(Dataset entries)
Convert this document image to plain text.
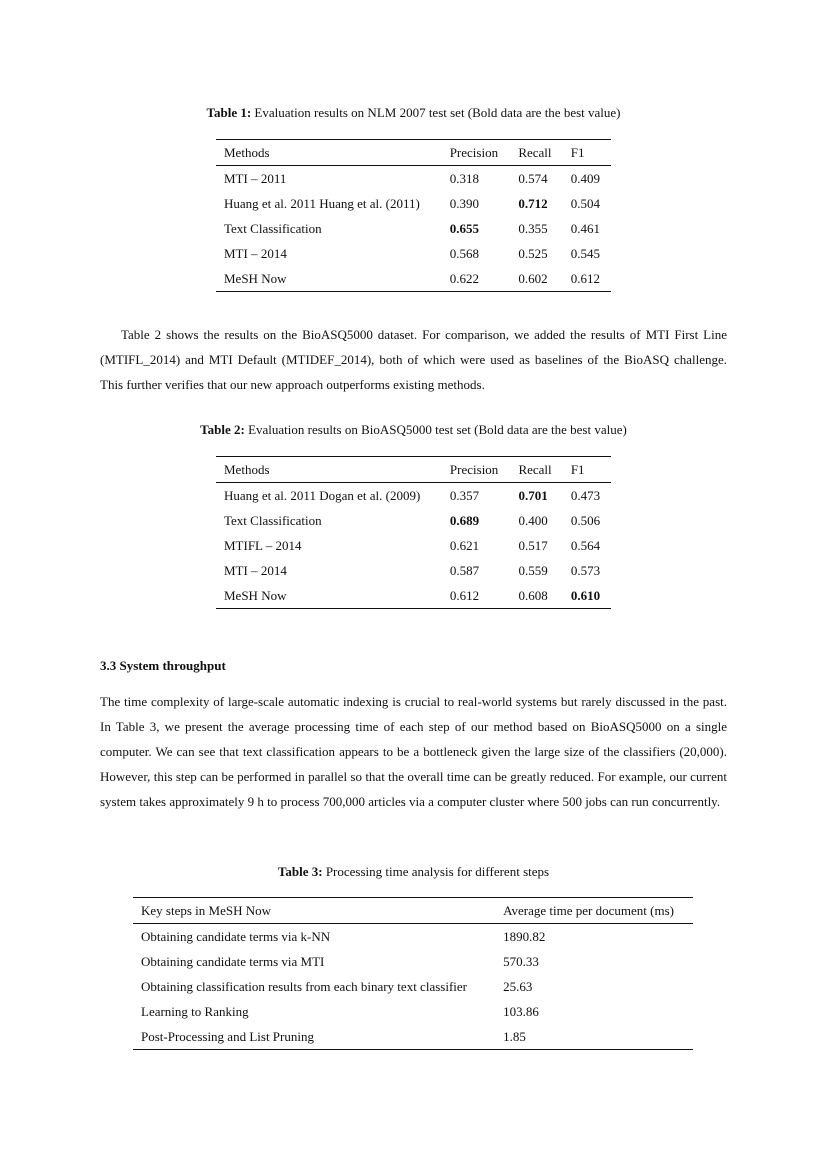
Table 1: Evaluation results on NLM 2007 test set (Bold data are the best value)
Methods	Precision	Recall	F1
MTI – 2011	0.318	0.574	0.409
Huang et al. 2011 Huang et al. (2011)	0.390	0.712	0.504
Text Classification	0.655	0.355	0.461
MTI – 2014	0.568	0.525	0.545
MeSH Now	0.622	0.602	0.612
Table 2 shows the results on the BioASQ5000 dataset. For comparison, we added the results of MTI First Line (MTIFL_2014) and MTI Default (MTIDEF_2014), both of which were used as baselines of the BioASQ challenge. This further verifies that our new approach outperforms existing methods.
Table 2: Evaluation results on BioASQ5000 test set (Bold data are the best value)
Methods	Precision	Recall	F1
Huang et al. 2011 Dogan et al. (2009)	0.357	0.701	0.473
Text Classification	0.689	0.400	0.506
MTIFL – 2014	0.621	0.517	0.564
MTI – 2014	0.587	0.559	0.573
MeSH Now	0.612	0.608	0.610
3.3 System throughput
The time complexity of large-scale automatic indexing is crucial to real-world systems but rarely discussed in the past. In Table 3, we present the average processing time of each step of our method based on BioASQ5000 on a single computer. We can see that text classification appears to be a bottleneck given the large size of the classifiers (20,000). However, this step can be performed in parallel so that the overall time can be greatly reduced. For example, our current system takes approximately 9 h to process 700,000 articles via a computer cluster where 500 jobs can run concurrently.
Table 3: Processing time analysis for different steps
Key steps in MeSH Now	Average time per document (ms)
Obtaining candidate terms via k-NN	1890.82
Obtaining candidate terms via MTI	570.33
Obtaining classification results from each binary text classifier	25.63
Learning to Ranking	103.86
Post-Processing and List Pruning	1.85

Directions
Exactly reproduce each record, leaving out any pictures.

Written answer
Convert this document image to plain text.
Table 1: Evaluation results on NLM 2007 test set (Bold data are the best value)
Methods	Precision	Recall	F1
MTI – 2011	0.318	0.574	0.409
Huang et al. 2011 Huang et al. (2011)	0.390	0.712	0.504
Text Classification	0.655	0.355	0.461
MTI – 2014	0.568	0.525	0.545
MeSH Now	0.622	0.602	0.612
Table 2 shows the results on the BioASQ5000 dataset. For comparison, we added the results of MTI First Line (MTIFL_2014) and MTI Default (MTIDEF_2014), both of which were used as baselines of the BioASQ challenge. This further verifies that our new approach outperforms existing methods.
Table 2: Evaluation results on BioASQ5000 test set (Bold data are the best value)
Methods	Precision	Recall	F1
Huang et al. 2011 Dogan et al. (2009)	0.357	0.701	0.473
Text Classification	0.689	0.400	0.506
MTIFL – 2014	0.621	0.517	0.564
MTI – 2014	0.587	0.559	0.573
MeSH Now	0.612	0.608	0.610
3.3 System throughput
The time complexity of large-scale automatic indexing is crucial to real-world systems but rarely discussed in the past. In Table 3, we present the average processing time of each step of our method based on BioASQ5000 on a single computer. We can see that text classification appears to be a bottleneck given the large size of the classifiers (20,000). However, this step can be performed in parallel so that the overall time can be greatly reduced. For example, our current system takes approximately 9 h to process 700,000 articles via a computer cluster where 500 jobs can run concurrently.
Table 3: Processing time analysis for different steps
Key steps in MeSH Now	Average time per document (ms)
Obtaining candidate terms via k-NN	1890.82
Obtaining candidate terms via MTI	570.33
Obtaining classification results from each binary text classifier	25.63
Learning to Ranking	103.86
Post-Processing and List Pruning	1.85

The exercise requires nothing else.